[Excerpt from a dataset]
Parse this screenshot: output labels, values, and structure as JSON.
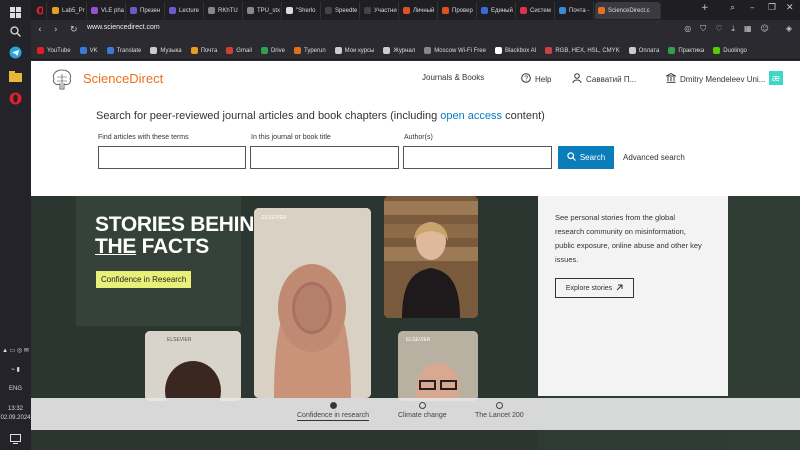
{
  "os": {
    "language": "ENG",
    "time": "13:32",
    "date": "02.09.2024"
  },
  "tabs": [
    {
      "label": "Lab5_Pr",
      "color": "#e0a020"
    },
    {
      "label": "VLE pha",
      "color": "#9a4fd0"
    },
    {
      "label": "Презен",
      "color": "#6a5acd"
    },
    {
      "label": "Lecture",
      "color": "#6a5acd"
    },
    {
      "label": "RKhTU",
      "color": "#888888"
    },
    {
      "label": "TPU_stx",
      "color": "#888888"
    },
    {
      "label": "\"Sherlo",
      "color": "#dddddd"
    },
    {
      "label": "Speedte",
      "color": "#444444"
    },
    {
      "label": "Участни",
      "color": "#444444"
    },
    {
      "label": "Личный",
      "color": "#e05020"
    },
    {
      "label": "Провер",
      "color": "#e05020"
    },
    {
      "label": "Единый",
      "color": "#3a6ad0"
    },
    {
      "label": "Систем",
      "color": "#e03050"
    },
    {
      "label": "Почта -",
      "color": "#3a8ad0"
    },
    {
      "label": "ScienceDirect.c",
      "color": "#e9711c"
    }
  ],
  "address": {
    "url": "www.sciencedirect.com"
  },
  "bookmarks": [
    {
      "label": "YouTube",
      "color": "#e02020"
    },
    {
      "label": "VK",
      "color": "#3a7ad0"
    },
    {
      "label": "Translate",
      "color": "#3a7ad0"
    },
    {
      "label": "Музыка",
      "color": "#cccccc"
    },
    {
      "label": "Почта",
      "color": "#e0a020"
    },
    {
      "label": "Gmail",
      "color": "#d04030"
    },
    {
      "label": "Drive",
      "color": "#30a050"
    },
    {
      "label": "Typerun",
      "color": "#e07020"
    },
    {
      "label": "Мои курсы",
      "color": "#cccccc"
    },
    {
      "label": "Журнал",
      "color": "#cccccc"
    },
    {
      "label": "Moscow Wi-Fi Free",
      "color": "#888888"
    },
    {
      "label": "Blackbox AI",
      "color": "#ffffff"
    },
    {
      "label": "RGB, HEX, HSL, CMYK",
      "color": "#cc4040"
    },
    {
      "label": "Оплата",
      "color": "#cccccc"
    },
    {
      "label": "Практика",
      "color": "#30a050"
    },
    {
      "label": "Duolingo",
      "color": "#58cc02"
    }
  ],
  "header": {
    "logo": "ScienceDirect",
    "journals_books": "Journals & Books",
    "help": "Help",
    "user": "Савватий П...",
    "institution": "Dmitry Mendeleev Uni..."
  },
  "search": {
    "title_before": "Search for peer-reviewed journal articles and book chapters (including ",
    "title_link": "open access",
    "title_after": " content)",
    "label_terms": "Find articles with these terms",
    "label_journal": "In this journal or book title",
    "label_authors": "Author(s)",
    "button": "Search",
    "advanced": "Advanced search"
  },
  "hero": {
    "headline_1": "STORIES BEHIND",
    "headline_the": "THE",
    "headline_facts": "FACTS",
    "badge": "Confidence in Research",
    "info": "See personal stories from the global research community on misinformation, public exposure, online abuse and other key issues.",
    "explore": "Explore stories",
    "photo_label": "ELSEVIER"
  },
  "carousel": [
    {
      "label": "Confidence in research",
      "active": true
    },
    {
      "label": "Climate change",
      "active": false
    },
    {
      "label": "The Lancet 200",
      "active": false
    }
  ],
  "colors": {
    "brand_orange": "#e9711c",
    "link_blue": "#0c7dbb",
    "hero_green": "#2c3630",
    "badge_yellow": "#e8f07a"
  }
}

→ **Instruction**:
Pictures are excluded; copy all other data exactly as shown.

→ **Output for this exercise**:
Parse this screenshot: output labels, values, and structure as JSON.
{
  "os": {
    "language": "ENG",
    "time": "13:32",
    "date": "02.09.2024"
  },
  "tabs": [
    {
      "label": "Lab5_Pr",
      "color": "#e0a020"
    },
    {
      "label": "VLE pha",
      "color": "#9a4fd0"
    },
    {
      "label": "Презен",
      "color": "#6a5acd"
    },
    {
      "label": "Lecture",
      "color": "#6a5acd"
    },
    {
      "label": "RKhTU",
      "color": "#888888"
    },
    {
      "label": "TPU_stx",
      "color": "#888888"
    },
    {
      "label": "\"Sherlo",
      "color": "#dddddd"
    },
    {
      "label": "Speedte",
      "color": "#444444"
    },
    {
      "label": "Участни",
      "color": "#444444"
    },
    {
      "label": "Личный",
      "color": "#e05020"
    },
    {
      "label": "Провер",
      "color": "#e05020"
    },
    {
      "label": "Единый",
      "color": "#3a6ad0"
    },
    {
      "label": "Систем",
      "color": "#e03050"
    },
    {
      "label": "Почта -",
      "color": "#3a8ad0"
    },
    {
      "label": "ScienceDirect.c",
      "color": "#e9711c"
    }
  ],
  "address": {
    "url": "www.sciencedirect.com"
  },
  "bookmarks": [
    {
      "label": "YouTube",
      "color": "#e02020"
    },
    {
      "label": "VK",
      "color": "#3a7ad0"
    },
    {
      "label": "Translate",
      "color": "#3a7ad0"
    },
    {
      "label": "Музыка",
      "color": "#cccccc"
    },
    {
      "label": "Почта",
      "color": "#e0a020"
    },
    {
      "label": "Gmail",
      "color": "#d04030"
    },
    {
      "label": "Drive",
      "color": "#30a050"
    },
    {
      "label": "Typerun",
      "color": "#e07020"
    },
    {
      "label": "Мои курсы",
      "color": "#cccccc"
    },
    {
      "label": "Журнал",
      "color": "#cccccc"
    },
    {
      "label": "Moscow Wi-Fi Free",
      "color": "#888888"
    },
    {
      "label": "Blackbox AI",
      "color": "#ffffff"
    },
    {
      "label": "RGB, HEX, HSL, CMYK",
      "color": "#cc4040"
    },
    {
      "label": "Оплата",
      "color": "#cccccc"
    },
    {
      "label": "Практика",
      "color": "#30a050"
    },
    {
      "label": "Duolingo",
      "color": "#58cc02"
    }
  ],
  "header": {
    "logo": "ScienceDirect",
    "journals_books": "Journals & Books",
    "help": "Help",
    "user": "Савватий П...",
    "institution": "Dmitry Mendeleev Uni..."
  },
  "search": {
    "title_before": "Search for peer-reviewed journal articles and book chapters (including ",
    "title_link": "open access",
    "title_after": " content)",
    "label_terms": "Find articles with these terms",
    "label_journal": "In this journal or book title",
    "label_authors": "Author(s)",
    "button": "Search",
    "advanced": "Advanced search"
  },
  "hero": {
    "headline_1": "STORIES BEHIND",
    "headline_the": "THE",
    "headline_facts": "FACTS",
    "badge": "Confidence in Research",
    "info": "See personal stories from the global research community on misinformation, public exposure, online abuse and other key issues.",
    "explore": "Explore stories",
    "photo_label": "ELSEVIER"
  },
  "carousel": [
    {
      "label": "Confidence in research",
      "active": true
    },
    {
      "label": "Climate change",
      "active": false
    },
    {
      "label": "The Lancet 200",
      "active": false
    }
  ],
  "colors": {
    "brand_orange": "#e9711c",
    "link_blue": "#0c7dbb",
    "hero_green": "#2c3630",
    "badge_yellow": "#e8f07a"
  }
}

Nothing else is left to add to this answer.